→ Stored data:
+++
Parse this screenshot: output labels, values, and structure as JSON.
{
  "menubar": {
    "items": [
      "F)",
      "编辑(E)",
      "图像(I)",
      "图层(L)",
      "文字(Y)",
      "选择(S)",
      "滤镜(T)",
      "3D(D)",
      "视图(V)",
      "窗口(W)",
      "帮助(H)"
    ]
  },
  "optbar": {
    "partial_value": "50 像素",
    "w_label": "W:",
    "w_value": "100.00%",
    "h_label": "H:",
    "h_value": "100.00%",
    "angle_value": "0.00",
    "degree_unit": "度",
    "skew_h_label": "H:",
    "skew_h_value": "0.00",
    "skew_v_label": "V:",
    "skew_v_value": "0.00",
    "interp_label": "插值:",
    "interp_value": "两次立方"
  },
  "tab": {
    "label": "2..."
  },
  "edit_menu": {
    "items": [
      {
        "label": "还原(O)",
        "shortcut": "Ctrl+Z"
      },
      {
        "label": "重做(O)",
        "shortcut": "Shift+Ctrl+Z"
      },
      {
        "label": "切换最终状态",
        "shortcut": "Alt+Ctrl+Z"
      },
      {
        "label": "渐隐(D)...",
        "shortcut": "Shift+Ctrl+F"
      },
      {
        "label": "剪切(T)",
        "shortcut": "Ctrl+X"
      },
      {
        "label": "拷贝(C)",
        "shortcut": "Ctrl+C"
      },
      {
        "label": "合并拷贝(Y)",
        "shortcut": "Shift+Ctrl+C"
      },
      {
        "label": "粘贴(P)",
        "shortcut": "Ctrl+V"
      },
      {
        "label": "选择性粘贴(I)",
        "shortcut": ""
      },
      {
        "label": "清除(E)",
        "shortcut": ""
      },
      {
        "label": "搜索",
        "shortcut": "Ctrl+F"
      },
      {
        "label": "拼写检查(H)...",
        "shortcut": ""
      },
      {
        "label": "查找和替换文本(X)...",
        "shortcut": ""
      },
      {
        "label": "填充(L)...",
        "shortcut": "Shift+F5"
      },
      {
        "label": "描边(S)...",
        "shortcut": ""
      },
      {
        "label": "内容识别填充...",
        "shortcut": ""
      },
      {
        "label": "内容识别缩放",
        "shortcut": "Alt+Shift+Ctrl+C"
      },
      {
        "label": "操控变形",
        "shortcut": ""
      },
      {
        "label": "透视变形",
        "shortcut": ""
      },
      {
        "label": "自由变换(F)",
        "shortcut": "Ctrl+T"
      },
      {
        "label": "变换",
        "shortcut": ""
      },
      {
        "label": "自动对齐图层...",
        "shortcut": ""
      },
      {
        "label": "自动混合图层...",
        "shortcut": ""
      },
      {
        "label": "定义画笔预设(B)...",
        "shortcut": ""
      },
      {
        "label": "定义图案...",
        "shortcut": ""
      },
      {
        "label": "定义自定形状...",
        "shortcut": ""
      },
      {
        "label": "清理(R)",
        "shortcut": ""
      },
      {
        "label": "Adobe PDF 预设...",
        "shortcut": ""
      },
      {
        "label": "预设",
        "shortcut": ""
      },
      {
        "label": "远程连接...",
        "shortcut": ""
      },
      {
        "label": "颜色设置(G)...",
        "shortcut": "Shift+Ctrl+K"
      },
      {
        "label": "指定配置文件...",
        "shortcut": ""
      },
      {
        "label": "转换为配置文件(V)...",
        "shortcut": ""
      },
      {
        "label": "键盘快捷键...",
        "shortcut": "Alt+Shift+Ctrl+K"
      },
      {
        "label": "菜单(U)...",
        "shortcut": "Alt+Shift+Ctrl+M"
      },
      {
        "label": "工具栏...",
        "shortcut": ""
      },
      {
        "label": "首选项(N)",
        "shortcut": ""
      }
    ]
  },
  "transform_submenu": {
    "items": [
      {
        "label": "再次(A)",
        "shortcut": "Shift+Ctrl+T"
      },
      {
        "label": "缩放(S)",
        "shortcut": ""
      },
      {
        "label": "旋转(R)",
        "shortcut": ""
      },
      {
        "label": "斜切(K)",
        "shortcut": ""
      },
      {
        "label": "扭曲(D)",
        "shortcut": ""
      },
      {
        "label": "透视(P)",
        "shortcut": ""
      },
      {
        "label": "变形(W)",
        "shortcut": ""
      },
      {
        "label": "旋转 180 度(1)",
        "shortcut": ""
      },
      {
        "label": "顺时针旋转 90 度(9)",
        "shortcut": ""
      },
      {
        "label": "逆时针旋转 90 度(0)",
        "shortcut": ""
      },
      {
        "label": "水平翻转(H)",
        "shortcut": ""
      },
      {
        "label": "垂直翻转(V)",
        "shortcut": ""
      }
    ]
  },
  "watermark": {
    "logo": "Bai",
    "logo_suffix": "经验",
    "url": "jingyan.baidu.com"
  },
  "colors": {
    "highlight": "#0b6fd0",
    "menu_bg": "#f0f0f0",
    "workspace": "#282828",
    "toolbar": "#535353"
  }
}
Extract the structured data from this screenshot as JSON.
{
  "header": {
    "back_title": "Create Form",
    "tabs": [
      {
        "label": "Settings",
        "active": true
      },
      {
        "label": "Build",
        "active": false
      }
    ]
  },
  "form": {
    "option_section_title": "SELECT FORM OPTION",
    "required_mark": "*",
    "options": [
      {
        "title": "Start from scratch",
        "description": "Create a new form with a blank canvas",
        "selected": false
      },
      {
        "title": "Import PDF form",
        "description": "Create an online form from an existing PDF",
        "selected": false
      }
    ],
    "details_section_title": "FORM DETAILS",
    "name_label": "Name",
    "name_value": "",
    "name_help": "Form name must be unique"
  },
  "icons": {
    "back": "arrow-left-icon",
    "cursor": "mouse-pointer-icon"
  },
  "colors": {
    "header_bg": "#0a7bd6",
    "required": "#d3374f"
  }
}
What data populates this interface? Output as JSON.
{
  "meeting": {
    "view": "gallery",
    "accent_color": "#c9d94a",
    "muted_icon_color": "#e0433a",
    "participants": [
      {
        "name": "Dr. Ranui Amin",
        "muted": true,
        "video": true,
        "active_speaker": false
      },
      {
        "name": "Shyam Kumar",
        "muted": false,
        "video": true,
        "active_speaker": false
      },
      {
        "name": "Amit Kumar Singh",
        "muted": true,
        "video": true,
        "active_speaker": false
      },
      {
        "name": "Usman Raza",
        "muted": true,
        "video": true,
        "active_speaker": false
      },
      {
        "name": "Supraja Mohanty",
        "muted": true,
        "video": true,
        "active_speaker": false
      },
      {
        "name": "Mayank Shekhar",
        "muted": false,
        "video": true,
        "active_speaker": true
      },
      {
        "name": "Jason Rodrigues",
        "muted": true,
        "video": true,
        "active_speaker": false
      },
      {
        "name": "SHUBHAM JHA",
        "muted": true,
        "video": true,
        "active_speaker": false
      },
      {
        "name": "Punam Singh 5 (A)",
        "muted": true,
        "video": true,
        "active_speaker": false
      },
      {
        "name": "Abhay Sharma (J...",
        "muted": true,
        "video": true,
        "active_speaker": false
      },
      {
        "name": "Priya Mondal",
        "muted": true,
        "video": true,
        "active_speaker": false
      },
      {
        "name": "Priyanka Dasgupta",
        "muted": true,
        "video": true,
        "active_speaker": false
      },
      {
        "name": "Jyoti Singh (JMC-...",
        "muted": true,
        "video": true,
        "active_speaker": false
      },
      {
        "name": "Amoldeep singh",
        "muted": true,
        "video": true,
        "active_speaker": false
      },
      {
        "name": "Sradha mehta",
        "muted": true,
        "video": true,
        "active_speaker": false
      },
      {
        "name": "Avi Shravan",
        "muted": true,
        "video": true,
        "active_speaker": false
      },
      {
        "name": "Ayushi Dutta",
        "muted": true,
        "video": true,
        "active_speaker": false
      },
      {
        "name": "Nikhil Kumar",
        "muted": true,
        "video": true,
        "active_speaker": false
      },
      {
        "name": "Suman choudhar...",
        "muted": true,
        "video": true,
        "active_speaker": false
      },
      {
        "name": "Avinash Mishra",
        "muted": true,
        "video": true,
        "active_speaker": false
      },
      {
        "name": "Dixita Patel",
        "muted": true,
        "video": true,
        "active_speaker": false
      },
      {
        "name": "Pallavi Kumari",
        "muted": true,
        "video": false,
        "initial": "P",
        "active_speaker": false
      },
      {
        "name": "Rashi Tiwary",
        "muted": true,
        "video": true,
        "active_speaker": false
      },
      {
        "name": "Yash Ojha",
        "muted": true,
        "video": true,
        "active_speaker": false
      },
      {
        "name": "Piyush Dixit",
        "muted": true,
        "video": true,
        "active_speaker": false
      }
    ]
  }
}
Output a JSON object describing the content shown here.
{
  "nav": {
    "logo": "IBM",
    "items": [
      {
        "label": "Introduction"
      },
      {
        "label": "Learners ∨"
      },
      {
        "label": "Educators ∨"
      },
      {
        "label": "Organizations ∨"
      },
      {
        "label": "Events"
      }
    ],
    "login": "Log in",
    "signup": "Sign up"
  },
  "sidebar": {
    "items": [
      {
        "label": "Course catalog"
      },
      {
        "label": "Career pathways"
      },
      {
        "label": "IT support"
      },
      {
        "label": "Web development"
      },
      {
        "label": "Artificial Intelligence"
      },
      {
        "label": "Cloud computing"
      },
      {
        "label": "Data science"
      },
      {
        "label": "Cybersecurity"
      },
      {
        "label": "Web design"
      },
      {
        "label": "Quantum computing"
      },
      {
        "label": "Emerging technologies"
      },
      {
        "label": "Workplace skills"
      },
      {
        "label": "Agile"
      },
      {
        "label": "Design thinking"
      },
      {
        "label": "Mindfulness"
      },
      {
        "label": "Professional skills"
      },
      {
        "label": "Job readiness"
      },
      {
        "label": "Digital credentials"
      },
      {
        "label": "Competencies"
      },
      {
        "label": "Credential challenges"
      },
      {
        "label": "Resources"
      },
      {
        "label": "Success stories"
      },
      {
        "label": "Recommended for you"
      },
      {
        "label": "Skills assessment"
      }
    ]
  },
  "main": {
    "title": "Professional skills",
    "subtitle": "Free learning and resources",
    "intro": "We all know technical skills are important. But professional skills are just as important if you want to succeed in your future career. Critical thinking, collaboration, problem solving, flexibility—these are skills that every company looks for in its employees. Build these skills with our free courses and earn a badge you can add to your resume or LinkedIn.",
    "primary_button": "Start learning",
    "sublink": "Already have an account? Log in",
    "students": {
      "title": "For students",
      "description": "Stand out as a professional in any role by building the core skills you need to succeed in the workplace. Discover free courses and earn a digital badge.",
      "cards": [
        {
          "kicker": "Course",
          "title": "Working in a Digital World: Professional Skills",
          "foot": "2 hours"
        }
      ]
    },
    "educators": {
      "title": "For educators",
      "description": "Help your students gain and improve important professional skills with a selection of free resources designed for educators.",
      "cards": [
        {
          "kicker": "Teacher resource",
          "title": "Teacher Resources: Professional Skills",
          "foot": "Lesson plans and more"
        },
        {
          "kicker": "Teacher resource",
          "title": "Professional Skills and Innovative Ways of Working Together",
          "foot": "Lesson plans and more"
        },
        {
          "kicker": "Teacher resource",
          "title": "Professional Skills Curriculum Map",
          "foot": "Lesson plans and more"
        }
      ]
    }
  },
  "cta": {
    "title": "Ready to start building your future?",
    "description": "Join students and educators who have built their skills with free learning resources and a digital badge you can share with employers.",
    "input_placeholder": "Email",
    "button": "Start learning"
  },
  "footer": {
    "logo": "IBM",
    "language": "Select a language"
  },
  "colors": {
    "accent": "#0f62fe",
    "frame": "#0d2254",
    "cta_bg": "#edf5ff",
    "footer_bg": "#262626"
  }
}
+++
→ What is expected:
Scan the material and collect every line that contains "building".

→ Output of the task:
      "description": "Stand out as a professional in any role by building the core skills you need to succeed in the workplace. Discover free courses and earn a digital badge.",
    "title": "Ready to start building your future?",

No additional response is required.